>> start Input material
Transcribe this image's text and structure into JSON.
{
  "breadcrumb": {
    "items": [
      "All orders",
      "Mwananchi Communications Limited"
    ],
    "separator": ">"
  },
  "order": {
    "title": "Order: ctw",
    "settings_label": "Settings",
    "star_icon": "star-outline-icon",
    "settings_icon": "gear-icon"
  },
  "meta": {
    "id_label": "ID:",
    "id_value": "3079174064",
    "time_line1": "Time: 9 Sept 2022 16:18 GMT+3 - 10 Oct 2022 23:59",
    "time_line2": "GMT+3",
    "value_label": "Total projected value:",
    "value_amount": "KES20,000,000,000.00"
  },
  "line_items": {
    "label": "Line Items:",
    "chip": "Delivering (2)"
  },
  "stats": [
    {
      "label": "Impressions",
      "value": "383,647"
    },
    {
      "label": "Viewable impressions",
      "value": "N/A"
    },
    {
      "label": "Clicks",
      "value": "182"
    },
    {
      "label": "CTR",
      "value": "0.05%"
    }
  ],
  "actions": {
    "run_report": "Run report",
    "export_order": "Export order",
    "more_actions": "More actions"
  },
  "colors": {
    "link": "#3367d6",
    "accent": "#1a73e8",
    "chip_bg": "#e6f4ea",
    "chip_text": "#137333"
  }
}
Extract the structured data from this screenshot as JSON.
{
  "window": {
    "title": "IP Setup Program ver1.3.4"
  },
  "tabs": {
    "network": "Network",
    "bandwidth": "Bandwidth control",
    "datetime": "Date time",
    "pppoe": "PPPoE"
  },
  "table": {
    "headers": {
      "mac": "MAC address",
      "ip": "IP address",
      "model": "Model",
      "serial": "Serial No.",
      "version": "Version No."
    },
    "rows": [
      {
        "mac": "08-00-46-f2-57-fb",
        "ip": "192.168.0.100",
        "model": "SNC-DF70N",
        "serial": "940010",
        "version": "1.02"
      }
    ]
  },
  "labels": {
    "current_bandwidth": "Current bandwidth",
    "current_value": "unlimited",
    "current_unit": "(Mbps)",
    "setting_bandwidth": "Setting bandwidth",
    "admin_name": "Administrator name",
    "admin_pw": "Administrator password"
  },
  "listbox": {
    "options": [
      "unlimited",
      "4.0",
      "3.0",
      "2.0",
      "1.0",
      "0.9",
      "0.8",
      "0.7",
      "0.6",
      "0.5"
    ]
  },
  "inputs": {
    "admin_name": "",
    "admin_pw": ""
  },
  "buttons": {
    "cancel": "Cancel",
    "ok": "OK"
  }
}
>> end Input material
Requirements
Quote all of the entries verbatim.

Output for this exercise
Transcribe this image's text and structure into JSON.
{
  "breadcrumb": {
    "items": [
      "All orders",
      "Mwananchi Communications Limited"
    ],
    "separator": ">"
  },
  "order": {
    "title": "Order: ctw",
    "settings_label": "Settings",
    "star_icon": "star-outline-icon",
    "settings_icon": "gear-icon"
  },
  "meta": {
    "id_label": "ID:",
    "id_value": "3079174064",
    "time_line1": "Time: 9 Sept 2022 16:18 GMT+3 - 10 Oct 2022 23:59",
    "time_line2": "GMT+3",
    "value_label": "Total projected value:",
    "value_amount": "KES20,000,000,000.00"
  },
  "line_items": {
    "label": "Line Items:",
    "chip": "Delivering (2)"
  },
  "stats": [
    {
      "label": "Impressions",
      "value": "383,647"
    },
    {
      "label": "Viewable impressions",
      "value": "N/A"
    },
    {
      "label": "Clicks",
      "value": "182"
    },
    {
      "label": "CTR",
      "value": "0.05%"
    }
  ],
  "actions": {
    "run_report": "Run report",
    "export_order": "Export order",
    "more_actions": "More actions"
  },
  "colors": {
    "link": "#3367d6",
    "accent": "#1a73e8",
    "chip_bg": "#e6f4ea",
    "chip_text": "#137333"
  }
}
Extract the structured data from this screenshot as JSON.
{
  "window": {
    "title": "IP Setup Program ver1.3.4"
  },
  "tabs": {
    "network": "Network",
    "bandwidth": "Bandwidth control",
    "datetime": "Date time",
    "pppoe": "PPPoE"
  },
  "table": {
    "headers": {
      "mac": "MAC address",
      "ip": "IP address",
      "model": "Model",
      "serial": "Serial No.",
      "version": "Version No."
    },
    "rows": [
      {
        "mac": "08-00-46-f2-57-fb",
        "ip": "192.168.0.100",
        "model": "SNC-DF70N",
        "serial": "940010",
        "version": "1.02"
      }
    ]
  },
  "labels": {
    "current_bandwidth": "Current bandwidth",
    "current_value": "unlimited",
    "current_unit": "(Mbps)",
    "setting_bandwidth": "Setting bandwidth",
    "admin_name": "Administrator name",
    "admin_pw": "Administrator password"
  },
  "listbox": {
    "options": [
      "unlimited",
      "4.0",
      "3.0",
      "2.0",
      "1.0",
      "0.9",
      "0.8",
      "0.7",
      "0.6",
      "0.5"
    ]
  },
  "inputs": {
    "admin_name": "",
    "admin_pw": ""
  },
  "buttons": {
    "cancel": "Cancel",
    "ok": "OK"
  }
}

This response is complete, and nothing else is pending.